• **Task requirements**: Each line of the data that includes the string "range" is to be copied out.

· · · · · · ·

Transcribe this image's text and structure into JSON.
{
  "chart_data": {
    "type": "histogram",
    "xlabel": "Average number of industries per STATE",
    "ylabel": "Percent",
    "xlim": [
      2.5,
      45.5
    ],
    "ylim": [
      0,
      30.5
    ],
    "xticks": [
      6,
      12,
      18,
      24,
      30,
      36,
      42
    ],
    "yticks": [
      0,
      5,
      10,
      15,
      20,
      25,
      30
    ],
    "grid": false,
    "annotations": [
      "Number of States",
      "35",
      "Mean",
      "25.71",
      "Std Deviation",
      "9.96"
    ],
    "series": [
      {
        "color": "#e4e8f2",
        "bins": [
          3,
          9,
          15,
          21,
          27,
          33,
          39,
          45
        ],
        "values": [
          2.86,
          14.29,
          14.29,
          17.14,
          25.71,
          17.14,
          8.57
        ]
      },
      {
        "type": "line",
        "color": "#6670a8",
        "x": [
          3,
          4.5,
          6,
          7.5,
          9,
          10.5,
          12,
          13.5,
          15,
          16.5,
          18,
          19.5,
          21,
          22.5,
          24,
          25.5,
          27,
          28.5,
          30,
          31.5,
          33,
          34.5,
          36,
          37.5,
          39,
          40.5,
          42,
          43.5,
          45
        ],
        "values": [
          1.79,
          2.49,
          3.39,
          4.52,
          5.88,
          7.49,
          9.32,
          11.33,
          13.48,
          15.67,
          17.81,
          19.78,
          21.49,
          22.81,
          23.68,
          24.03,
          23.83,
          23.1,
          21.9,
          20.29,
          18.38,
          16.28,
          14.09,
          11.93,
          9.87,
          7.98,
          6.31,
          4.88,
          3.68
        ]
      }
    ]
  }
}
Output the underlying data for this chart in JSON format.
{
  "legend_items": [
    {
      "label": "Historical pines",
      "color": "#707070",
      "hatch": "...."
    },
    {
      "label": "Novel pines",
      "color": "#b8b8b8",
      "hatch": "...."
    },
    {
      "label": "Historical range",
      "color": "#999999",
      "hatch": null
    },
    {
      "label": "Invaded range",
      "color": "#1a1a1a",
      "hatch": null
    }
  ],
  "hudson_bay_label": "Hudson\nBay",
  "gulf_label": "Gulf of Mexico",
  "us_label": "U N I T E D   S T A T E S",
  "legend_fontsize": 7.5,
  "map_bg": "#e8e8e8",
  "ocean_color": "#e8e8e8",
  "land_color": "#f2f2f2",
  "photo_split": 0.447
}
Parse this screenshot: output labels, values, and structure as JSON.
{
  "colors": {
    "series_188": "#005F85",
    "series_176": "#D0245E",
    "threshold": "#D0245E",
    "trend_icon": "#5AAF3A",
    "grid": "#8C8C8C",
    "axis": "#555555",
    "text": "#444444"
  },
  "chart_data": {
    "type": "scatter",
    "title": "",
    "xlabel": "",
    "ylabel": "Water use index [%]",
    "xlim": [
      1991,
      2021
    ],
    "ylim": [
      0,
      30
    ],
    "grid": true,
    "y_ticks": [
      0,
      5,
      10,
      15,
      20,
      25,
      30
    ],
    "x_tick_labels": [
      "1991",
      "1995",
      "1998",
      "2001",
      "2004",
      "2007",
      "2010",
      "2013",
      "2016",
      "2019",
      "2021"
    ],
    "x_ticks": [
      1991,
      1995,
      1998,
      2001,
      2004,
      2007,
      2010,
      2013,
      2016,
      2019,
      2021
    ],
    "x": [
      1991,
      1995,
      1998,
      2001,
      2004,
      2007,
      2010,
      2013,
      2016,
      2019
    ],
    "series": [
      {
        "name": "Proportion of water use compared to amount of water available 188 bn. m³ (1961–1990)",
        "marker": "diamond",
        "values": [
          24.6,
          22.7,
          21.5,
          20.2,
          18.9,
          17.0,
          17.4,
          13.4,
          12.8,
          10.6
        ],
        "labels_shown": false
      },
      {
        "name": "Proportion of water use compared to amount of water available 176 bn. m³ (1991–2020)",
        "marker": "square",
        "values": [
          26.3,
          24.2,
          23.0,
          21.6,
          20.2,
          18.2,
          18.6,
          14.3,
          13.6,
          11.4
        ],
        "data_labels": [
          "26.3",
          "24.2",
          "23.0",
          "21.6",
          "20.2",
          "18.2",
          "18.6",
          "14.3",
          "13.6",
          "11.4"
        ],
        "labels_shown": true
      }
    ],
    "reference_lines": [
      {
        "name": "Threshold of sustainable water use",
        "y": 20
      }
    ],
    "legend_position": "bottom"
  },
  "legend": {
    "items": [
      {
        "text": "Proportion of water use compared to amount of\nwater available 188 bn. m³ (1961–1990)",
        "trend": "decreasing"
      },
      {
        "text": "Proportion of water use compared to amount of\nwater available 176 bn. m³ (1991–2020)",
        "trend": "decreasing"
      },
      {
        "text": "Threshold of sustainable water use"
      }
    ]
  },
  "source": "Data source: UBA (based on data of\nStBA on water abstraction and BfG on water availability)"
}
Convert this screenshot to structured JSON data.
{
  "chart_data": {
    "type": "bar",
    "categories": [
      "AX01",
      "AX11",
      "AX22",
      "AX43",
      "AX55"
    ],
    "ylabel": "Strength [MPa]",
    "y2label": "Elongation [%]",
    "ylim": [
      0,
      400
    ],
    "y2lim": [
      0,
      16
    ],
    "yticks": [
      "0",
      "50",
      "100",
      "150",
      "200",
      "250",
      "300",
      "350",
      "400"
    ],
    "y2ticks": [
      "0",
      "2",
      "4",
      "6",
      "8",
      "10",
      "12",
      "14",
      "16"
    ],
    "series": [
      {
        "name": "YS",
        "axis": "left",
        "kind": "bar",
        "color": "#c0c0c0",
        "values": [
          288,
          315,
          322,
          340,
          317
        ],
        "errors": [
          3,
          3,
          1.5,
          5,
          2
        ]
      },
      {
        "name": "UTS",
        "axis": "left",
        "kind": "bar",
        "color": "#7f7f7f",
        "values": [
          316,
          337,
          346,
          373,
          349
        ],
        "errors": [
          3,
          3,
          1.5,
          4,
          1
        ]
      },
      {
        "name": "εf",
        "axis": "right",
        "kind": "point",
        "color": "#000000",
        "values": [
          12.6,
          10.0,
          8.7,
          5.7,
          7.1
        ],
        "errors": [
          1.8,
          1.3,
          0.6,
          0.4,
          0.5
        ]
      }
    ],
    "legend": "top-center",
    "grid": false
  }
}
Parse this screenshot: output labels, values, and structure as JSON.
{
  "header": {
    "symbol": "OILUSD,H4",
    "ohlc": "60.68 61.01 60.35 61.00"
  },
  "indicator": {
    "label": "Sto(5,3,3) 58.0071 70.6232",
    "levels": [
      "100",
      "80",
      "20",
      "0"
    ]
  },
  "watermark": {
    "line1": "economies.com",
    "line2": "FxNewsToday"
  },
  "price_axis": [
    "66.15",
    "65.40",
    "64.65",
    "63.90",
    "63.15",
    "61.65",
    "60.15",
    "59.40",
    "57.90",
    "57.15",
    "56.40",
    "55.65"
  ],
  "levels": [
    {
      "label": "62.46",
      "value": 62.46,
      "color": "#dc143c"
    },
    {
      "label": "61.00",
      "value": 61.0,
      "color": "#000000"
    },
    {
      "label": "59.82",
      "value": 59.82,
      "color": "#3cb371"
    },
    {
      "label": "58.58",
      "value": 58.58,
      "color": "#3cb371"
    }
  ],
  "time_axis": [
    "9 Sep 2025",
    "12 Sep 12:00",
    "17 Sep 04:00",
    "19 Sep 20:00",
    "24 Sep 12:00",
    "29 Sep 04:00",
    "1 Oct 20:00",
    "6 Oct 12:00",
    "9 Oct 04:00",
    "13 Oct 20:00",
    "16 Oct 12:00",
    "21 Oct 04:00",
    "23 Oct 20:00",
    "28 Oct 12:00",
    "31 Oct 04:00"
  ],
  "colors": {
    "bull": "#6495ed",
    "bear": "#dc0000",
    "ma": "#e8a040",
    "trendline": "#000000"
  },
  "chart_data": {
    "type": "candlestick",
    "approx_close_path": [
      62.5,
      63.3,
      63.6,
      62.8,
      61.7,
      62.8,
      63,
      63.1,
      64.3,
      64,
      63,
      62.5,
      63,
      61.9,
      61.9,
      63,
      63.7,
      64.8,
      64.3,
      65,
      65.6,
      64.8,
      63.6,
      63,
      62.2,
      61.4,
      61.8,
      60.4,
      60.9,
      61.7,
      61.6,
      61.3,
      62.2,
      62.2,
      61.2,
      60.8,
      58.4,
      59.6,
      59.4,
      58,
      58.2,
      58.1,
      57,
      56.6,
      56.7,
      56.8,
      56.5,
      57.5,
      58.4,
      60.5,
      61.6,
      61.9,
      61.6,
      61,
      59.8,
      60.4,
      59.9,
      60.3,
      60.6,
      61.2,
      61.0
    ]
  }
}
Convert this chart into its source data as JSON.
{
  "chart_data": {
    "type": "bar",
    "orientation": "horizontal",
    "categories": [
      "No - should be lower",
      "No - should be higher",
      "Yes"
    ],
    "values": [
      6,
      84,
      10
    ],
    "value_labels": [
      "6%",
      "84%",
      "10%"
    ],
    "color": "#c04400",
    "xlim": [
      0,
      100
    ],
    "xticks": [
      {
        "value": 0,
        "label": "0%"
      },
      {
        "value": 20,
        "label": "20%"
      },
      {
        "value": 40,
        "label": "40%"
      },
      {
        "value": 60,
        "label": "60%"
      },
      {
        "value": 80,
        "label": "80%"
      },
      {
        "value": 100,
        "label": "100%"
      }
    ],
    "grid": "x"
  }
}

· · · · · · ·

• **Finished answer**:
      "label": "Historical range",
      "label": "Invaded range",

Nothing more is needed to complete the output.